● The request
Find the word "JSON" in the records below. List each line containing it.

Recorded data:

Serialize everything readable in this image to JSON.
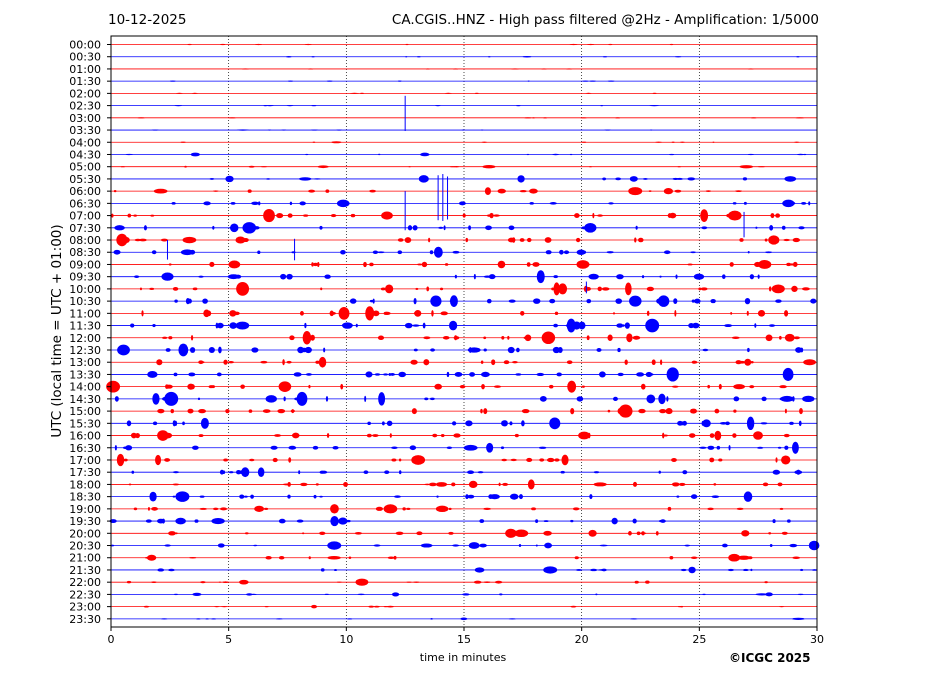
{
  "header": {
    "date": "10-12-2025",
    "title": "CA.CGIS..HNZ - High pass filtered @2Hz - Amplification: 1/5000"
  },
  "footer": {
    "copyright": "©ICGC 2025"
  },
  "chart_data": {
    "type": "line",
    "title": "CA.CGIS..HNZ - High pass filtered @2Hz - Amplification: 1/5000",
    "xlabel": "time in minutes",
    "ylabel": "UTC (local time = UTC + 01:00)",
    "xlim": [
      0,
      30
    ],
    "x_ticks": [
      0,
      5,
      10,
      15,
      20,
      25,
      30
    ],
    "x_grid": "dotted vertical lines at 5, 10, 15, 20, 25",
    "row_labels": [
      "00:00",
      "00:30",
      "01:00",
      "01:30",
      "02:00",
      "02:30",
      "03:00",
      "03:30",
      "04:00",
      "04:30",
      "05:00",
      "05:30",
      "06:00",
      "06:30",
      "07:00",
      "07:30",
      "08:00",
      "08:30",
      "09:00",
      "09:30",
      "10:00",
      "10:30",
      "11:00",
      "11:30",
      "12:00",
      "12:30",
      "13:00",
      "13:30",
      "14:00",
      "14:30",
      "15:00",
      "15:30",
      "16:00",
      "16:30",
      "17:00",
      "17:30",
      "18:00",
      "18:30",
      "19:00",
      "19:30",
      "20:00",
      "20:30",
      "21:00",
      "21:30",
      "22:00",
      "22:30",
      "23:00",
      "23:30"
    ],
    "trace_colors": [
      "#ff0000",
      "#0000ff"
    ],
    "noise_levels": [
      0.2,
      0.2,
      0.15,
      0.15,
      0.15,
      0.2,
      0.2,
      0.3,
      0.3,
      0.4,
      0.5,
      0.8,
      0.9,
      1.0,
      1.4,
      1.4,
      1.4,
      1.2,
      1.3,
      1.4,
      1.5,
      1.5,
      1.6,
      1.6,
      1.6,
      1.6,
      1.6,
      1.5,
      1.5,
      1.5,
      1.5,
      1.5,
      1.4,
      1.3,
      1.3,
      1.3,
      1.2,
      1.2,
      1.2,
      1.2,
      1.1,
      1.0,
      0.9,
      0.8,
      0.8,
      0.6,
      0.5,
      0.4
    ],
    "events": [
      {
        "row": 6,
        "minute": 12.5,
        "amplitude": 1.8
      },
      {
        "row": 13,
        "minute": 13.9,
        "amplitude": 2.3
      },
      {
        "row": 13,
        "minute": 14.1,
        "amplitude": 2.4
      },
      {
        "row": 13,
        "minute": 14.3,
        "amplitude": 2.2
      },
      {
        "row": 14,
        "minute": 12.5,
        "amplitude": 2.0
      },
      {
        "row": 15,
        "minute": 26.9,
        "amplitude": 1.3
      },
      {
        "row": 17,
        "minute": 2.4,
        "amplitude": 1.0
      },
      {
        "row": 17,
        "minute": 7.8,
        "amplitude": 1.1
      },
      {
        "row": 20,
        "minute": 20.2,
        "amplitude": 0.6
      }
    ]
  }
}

...

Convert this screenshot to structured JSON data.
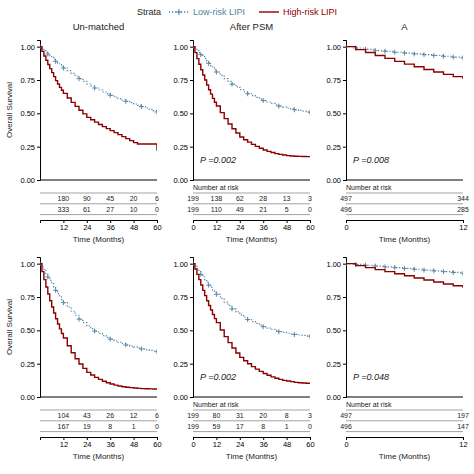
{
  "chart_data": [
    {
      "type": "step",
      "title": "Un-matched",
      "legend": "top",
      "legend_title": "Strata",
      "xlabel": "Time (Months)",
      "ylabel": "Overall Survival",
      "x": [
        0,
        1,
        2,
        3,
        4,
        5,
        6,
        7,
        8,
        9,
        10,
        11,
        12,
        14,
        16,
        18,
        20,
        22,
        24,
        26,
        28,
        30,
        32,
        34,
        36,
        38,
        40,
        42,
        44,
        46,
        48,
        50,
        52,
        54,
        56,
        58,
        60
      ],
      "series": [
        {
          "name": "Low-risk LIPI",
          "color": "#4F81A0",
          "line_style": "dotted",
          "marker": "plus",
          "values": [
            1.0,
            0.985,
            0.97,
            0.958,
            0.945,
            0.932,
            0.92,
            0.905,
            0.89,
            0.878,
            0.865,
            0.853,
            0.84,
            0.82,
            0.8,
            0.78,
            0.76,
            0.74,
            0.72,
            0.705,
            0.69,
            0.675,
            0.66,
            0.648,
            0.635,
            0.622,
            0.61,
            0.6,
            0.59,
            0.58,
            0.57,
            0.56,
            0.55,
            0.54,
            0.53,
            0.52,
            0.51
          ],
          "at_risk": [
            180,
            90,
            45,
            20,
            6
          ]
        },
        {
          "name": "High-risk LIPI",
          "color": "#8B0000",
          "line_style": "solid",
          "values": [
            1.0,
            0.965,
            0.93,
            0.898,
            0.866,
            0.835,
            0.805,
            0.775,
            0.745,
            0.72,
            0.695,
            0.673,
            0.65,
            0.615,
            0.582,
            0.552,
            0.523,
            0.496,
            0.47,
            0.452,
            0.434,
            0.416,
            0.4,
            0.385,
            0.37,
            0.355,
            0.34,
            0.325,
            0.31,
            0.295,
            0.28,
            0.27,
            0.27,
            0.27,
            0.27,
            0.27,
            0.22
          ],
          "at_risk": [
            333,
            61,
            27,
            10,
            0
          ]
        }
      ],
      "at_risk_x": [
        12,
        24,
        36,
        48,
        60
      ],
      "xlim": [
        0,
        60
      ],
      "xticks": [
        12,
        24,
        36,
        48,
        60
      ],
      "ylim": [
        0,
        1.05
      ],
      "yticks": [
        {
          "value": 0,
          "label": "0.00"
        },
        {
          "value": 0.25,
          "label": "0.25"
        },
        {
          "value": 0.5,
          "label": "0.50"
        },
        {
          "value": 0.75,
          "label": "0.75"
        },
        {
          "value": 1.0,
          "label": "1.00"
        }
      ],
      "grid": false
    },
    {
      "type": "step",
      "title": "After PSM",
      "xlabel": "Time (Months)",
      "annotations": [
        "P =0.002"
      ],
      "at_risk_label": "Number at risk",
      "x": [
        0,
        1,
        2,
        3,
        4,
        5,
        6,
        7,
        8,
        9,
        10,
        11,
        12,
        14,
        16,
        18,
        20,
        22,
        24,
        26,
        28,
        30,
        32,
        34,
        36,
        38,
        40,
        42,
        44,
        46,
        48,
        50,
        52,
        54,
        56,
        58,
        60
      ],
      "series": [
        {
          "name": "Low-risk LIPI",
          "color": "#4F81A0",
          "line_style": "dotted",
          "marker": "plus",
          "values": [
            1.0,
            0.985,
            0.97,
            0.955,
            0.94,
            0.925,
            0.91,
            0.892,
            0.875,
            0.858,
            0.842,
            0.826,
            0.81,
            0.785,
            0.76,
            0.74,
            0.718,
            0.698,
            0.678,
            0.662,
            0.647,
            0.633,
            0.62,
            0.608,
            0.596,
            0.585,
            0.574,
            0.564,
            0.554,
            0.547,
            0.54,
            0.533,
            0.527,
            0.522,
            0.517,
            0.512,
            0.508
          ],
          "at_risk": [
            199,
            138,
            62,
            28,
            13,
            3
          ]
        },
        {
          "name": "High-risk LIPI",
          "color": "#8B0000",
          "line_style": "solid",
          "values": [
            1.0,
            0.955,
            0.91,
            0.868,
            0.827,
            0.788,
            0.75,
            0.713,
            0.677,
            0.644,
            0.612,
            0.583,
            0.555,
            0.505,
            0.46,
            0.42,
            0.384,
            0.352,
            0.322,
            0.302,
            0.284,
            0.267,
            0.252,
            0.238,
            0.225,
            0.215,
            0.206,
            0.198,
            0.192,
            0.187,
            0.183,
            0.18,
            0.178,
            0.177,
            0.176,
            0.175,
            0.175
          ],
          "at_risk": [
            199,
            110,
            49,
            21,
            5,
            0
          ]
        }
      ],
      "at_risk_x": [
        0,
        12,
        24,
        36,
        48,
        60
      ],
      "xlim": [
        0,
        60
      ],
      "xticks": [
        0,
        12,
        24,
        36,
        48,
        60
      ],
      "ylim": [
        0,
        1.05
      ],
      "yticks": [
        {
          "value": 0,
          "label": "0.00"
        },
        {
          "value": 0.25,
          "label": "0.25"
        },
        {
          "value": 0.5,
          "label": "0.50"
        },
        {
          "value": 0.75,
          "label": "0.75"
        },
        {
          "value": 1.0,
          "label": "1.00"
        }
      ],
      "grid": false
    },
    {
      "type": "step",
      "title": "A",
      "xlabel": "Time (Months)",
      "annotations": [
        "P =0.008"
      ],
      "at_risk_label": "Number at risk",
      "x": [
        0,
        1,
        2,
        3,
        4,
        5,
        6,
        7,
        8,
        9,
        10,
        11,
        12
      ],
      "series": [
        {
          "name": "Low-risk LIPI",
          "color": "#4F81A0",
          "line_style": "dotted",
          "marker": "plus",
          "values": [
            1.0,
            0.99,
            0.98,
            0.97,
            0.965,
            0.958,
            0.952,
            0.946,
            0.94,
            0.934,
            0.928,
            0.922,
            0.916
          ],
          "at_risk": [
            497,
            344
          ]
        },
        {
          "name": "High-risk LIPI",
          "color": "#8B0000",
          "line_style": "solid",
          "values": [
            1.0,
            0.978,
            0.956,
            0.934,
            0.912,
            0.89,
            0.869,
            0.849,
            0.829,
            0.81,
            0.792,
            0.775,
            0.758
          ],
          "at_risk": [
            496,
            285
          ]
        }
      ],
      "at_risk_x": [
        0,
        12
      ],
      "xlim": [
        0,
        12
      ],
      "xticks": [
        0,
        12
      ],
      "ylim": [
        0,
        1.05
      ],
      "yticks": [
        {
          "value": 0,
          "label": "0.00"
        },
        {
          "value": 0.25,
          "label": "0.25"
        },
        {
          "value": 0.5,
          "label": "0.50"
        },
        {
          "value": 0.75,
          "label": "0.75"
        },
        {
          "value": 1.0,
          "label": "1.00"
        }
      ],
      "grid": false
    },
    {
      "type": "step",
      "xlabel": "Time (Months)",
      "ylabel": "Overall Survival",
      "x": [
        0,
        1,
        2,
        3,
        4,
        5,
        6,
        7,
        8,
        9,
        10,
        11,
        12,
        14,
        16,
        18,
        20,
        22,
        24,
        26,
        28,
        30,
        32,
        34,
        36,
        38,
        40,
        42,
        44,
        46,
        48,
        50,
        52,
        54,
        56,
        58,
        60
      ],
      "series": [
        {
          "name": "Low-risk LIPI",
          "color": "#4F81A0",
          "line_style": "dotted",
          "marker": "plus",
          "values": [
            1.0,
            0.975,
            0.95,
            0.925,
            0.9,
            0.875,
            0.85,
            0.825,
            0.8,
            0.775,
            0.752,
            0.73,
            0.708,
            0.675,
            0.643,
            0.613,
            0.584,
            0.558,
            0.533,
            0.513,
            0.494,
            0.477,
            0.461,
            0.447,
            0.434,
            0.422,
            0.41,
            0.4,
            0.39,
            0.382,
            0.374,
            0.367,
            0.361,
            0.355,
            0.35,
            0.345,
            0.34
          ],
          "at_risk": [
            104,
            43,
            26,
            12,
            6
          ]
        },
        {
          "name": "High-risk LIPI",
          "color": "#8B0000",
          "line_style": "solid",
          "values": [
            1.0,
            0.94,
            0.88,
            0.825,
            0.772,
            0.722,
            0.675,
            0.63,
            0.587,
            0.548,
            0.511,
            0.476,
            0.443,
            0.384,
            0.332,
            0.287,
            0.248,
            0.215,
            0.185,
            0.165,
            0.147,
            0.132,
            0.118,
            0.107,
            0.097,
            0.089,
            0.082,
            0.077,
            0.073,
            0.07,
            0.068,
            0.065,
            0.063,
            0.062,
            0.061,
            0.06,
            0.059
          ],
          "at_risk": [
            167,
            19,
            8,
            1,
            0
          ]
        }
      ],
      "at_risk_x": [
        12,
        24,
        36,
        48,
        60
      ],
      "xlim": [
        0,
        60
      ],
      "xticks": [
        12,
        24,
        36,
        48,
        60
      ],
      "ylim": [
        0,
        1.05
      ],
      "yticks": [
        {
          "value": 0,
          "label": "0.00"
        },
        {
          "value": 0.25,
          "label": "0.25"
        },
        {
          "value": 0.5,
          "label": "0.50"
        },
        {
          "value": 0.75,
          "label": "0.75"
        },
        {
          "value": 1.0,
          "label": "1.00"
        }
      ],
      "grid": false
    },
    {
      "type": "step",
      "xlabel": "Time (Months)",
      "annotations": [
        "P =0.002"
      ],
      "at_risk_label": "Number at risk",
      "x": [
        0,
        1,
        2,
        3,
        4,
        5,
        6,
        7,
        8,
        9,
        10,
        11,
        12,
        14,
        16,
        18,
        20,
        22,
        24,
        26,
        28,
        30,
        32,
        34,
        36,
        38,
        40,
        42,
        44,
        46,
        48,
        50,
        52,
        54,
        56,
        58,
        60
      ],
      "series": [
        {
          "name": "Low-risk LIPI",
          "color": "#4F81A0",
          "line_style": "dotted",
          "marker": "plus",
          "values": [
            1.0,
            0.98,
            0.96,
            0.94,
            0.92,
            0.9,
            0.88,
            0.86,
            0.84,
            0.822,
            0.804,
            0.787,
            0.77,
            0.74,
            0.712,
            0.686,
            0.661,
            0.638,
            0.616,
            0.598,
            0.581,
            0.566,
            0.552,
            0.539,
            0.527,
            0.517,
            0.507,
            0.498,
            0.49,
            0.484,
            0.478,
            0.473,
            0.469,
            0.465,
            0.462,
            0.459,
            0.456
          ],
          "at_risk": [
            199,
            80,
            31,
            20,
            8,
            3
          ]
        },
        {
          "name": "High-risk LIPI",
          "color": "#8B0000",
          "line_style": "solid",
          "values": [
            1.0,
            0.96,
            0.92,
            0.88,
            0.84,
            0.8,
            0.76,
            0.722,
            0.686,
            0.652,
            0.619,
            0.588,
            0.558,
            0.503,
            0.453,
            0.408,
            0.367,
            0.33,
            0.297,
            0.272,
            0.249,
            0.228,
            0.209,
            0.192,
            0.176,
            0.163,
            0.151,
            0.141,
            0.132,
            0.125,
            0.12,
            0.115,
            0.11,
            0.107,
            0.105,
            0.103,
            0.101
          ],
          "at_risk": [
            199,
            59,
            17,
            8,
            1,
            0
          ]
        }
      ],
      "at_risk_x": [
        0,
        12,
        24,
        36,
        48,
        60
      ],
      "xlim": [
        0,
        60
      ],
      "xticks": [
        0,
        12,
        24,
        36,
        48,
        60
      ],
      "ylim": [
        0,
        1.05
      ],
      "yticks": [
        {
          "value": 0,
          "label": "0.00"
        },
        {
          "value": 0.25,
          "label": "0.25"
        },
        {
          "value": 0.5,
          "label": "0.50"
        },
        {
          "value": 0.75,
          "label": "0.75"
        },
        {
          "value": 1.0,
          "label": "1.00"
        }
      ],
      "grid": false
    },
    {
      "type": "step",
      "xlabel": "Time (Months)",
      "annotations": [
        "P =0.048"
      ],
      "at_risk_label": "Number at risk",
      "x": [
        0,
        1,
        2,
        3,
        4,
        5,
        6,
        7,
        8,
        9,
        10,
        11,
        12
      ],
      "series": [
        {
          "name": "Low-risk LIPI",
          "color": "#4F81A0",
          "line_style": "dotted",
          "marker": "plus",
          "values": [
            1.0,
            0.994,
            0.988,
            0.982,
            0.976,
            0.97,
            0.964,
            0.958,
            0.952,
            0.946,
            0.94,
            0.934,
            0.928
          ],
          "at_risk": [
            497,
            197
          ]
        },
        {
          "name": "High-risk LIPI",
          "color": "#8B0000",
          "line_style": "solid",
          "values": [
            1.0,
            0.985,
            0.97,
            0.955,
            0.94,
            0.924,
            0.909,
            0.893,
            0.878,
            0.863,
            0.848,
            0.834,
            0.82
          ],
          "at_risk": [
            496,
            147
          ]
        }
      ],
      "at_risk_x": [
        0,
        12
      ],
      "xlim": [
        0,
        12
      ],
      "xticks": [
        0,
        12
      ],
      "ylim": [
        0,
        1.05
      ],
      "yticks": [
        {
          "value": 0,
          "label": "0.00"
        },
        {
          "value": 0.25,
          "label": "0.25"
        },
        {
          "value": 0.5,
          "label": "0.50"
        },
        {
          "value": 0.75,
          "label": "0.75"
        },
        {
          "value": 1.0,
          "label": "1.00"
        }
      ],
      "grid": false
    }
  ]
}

● Full output
Serialize everything readable in this image to JSON.
Convert this screenshot to structured JSON data.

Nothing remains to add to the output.